Goal of the exercise. Gather all lines with the word "Averaged" in them.

Data shown.
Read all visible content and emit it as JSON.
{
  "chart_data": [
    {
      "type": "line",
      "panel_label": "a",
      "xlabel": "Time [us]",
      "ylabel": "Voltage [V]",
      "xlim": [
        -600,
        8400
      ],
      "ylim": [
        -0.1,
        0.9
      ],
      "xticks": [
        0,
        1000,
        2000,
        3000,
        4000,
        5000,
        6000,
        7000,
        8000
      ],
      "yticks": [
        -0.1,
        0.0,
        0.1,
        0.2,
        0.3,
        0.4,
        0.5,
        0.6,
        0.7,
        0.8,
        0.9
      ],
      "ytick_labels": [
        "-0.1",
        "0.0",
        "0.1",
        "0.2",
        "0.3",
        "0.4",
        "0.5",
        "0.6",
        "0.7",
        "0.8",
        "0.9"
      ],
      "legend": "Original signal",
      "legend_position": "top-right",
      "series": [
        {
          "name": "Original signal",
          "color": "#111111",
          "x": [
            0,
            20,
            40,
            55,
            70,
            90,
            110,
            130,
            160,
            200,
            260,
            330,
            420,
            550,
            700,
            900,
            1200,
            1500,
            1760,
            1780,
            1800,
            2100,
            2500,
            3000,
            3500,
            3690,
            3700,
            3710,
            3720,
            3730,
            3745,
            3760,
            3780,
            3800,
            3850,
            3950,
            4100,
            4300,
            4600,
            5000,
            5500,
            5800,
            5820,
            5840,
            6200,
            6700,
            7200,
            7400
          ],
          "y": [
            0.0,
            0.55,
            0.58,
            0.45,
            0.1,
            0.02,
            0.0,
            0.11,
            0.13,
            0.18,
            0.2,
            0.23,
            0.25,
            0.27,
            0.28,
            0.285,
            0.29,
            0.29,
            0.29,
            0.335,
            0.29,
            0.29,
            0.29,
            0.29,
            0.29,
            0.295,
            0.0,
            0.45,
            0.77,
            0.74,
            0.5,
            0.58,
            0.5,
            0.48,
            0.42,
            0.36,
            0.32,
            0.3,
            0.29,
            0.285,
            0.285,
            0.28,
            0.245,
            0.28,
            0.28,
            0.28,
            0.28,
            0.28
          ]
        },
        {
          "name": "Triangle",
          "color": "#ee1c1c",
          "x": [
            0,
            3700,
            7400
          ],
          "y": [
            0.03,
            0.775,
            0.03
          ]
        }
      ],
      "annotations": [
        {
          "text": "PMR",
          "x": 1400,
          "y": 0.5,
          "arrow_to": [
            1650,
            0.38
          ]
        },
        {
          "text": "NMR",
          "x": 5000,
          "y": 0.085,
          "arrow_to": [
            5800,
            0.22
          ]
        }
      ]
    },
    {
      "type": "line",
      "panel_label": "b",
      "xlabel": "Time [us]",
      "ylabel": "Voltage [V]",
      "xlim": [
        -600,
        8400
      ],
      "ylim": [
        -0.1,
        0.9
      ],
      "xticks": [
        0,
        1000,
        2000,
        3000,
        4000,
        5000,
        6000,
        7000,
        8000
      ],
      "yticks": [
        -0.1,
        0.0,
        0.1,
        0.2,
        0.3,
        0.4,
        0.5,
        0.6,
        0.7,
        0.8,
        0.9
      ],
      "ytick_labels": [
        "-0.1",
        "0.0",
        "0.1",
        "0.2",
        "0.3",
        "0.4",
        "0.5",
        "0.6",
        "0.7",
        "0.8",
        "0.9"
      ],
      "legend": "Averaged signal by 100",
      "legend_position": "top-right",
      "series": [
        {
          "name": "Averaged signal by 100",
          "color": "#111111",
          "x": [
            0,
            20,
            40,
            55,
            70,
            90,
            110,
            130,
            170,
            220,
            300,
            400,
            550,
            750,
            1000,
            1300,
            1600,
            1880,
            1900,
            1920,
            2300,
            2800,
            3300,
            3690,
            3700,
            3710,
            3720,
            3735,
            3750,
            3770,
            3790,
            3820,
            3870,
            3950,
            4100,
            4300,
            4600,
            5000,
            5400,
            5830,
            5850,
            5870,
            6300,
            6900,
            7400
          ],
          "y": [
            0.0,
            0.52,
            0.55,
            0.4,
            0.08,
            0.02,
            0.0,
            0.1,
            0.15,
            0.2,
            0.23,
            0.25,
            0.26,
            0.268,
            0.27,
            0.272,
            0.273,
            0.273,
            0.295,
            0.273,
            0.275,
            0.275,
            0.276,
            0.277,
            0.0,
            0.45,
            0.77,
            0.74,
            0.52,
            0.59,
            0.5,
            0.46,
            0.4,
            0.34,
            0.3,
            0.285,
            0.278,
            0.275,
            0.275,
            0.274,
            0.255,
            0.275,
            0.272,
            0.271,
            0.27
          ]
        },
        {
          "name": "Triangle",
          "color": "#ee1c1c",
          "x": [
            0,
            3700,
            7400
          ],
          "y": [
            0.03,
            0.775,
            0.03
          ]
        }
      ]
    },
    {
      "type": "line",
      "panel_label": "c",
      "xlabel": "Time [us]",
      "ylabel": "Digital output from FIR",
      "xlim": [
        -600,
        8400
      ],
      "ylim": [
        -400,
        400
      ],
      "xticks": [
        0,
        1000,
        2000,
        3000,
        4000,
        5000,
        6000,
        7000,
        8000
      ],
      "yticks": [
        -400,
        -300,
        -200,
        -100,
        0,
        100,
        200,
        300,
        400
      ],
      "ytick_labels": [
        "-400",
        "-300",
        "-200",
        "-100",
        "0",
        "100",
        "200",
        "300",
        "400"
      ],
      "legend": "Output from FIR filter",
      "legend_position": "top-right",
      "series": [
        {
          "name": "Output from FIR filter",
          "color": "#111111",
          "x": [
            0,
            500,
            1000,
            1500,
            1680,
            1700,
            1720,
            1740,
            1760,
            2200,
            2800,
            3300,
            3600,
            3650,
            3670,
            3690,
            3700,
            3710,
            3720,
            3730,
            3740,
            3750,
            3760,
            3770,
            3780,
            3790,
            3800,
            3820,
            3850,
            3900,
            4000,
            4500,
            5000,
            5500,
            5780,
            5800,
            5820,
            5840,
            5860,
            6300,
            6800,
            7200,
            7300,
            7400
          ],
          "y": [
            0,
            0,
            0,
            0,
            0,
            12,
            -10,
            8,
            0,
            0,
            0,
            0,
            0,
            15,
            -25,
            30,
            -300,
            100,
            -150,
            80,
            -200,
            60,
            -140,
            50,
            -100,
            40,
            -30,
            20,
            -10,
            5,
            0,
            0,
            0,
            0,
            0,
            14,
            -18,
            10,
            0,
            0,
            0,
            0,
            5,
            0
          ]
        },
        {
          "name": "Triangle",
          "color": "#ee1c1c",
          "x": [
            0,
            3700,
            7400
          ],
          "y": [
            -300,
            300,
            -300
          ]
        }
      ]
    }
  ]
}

Solution to the exercise.
      "legend": "Averaged signal by 100",
          "name": "Averaged signal by 100",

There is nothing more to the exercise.